WRITTEN TASK: Print each line exactly as it is given.

(Stored data entries)
###

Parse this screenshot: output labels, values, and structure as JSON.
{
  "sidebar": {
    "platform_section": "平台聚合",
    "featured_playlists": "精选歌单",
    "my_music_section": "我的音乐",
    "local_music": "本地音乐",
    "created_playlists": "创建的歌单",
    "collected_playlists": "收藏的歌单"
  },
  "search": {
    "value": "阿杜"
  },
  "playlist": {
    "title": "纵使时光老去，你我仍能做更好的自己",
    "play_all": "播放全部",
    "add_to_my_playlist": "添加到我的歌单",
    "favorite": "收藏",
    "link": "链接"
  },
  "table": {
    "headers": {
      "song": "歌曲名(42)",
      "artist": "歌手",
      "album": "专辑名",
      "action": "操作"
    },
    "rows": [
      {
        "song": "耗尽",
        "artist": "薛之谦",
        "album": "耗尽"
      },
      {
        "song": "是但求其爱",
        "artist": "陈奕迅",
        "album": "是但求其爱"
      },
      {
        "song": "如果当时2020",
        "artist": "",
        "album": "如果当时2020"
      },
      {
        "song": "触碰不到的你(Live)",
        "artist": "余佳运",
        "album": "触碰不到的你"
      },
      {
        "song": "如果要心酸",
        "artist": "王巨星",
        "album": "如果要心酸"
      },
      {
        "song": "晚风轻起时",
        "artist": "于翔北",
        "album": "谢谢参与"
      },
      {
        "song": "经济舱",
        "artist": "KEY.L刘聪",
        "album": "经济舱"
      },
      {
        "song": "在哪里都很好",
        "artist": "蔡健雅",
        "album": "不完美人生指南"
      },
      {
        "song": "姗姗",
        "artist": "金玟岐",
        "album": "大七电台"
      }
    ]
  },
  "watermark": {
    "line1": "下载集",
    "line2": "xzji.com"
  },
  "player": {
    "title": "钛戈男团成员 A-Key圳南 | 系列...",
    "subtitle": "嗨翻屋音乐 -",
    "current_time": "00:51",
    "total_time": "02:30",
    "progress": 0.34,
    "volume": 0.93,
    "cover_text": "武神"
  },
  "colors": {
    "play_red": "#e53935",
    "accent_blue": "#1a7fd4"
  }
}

###

SOLUTION TO THE EXERCISE:
Parse this screenshot: output labels, values, and structure as JSON.
{
  "sidebar": {
    "platform_section": "平台聚合",
    "featured_playlists": "精选歌单",
    "my_music_section": "我的音乐",
    "local_music": "本地音乐",
    "created_playlists": "创建的歌单",
    "collected_playlists": "收藏的歌单"
  },
  "search": {
    "value": "阿杜"
  },
  "playlist": {
    "title": "纵使时光老去，你我仍能做更好的自己",
    "play_all": "播放全部",
    "add_to_my_playlist": "添加到我的歌单",
    "favorite": "收藏",
    "link": "链接"
  },
  "table": {
    "headers": {
      "song": "歌曲名(42)",
      "artist": "歌手",
      "album": "专辑名",
      "action": "操作"
    },
    "rows": [
      {
        "song": "耗尽",
        "artist": "薛之谦",
        "album": "耗尽"
      },
      {
        "song": "是但求其爱",
        "artist": "陈奕迅",
        "album": "是但求其爱"
      },
      {
        "song": "如果当时2020",
        "artist": "",
        "album": "如果当时2020"
      },
      {
        "song": "触碰不到的你(Live)",
        "artist": "余佳运",
        "album": "触碰不到的你"
      },
      {
        "song": "如果要心酸",
        "artist": "王巨星",
        "album": "如果要心酸"
      },
      {
        "song": "晚风轻起时",
        "artist": "于翔北",
        "album": "谢谢参与"
      },
      {
        "song": "经济舱",
        "artist": "KEY.L刘聪",
        "album": "经济舱"
      },
      {
        "song": "在哪里都很好",
        "artist": "蔡健雅",
        "album": "不完美人生指南"
      },
      {
        "song": "姗姗",
        "artist": "金玟岐",
        "album": "大七电台"
      }
    ]
  },
  "watermark": {
    "line1": "下载集",
    "line2": "xzji.com"
  },
  "player": {
    "title": "钛戈男团成员 A-Key圳南 | 系列...",
    "subtitle": "嗨翻屋音乐 -",
    "current_time": "00:51",
    "total_time": "02:30",
    "progress": 0.34,
    "volume": 0.93,
    "cover_text": "武神"
  },
  "colors": {
    "play_red": "#e53935",
    "accent_blue": "#1a7fd4"
  }
}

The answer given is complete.